» **EXERCISE REQUIREMENTS**: Take every line where the string "Residuals" appears and copy it.

─── EXTRACTED RECORDS ───

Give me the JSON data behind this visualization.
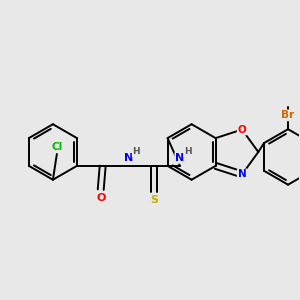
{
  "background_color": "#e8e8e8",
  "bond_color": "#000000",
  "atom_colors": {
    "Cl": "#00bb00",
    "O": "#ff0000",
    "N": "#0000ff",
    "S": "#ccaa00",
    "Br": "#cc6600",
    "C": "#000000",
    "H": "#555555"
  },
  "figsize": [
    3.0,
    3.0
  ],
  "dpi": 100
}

───
─── EXTRACTED RECORDS ───

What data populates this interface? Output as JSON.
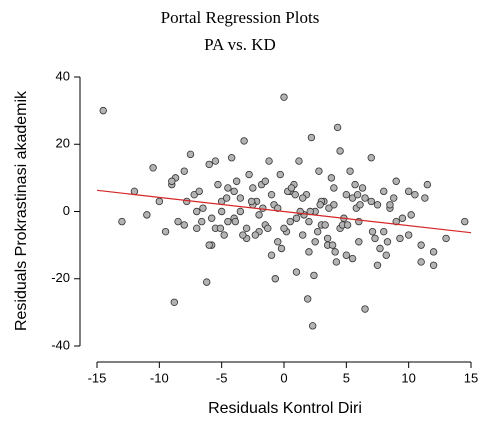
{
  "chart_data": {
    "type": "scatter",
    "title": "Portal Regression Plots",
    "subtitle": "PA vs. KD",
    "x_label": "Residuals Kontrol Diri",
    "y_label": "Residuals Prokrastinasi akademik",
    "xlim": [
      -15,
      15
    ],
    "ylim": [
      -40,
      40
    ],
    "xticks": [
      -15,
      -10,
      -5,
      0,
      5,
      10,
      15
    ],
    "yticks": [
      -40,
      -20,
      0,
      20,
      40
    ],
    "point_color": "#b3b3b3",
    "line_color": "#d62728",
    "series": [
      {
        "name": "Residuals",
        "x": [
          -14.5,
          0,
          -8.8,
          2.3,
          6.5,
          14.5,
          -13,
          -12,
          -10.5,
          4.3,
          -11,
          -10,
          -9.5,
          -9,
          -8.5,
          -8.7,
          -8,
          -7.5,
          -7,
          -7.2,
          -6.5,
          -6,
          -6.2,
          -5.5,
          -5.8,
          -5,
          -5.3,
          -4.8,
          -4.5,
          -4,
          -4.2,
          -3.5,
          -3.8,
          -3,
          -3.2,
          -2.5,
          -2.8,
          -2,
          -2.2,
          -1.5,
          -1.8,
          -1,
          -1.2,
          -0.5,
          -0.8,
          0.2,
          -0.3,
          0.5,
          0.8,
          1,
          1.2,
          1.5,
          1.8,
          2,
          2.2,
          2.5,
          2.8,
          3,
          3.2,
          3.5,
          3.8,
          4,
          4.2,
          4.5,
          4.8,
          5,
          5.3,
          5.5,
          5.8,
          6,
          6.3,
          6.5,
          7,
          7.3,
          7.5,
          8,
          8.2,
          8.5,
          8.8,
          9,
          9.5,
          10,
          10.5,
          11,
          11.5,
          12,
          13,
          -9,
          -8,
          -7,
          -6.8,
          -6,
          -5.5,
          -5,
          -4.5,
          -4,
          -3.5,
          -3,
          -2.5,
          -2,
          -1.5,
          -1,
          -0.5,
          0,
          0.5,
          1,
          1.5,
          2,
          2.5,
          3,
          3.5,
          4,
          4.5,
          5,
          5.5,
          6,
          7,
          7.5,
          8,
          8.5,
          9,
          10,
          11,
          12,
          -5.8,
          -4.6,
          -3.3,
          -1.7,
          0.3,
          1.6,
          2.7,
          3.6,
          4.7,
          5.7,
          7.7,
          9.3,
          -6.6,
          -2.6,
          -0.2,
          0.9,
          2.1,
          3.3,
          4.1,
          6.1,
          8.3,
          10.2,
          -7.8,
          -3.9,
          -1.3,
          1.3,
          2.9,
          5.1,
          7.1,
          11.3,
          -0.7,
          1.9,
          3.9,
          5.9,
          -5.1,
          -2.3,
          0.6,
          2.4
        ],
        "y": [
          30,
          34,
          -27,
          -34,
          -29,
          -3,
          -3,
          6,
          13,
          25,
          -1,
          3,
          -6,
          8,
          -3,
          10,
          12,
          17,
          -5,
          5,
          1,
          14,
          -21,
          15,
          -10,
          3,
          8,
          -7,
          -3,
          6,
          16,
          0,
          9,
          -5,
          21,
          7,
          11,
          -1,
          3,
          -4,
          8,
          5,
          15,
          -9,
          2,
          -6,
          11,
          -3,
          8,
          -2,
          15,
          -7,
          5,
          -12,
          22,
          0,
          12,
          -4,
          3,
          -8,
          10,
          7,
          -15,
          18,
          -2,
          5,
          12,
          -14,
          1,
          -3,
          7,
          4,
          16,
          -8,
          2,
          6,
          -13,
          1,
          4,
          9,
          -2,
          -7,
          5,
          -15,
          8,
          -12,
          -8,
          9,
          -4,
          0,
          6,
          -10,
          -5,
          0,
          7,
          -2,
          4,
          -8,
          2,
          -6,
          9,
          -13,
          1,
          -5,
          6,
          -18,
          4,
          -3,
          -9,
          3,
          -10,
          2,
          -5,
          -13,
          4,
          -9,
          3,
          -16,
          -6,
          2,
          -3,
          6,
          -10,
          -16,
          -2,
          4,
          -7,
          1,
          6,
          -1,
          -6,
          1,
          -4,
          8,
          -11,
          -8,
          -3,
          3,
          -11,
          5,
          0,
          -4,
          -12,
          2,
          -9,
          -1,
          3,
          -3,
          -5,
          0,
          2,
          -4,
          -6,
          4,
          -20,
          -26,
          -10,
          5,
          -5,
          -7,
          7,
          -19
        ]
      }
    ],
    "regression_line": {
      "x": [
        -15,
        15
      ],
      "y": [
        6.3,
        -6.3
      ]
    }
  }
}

───

» **EXERCISE RESPONSE**:
    "x_label": "Residuals Kontrol Diri",
    "y_label": "Residuals Prokrastinasi akademik",
        "name": "Residuals",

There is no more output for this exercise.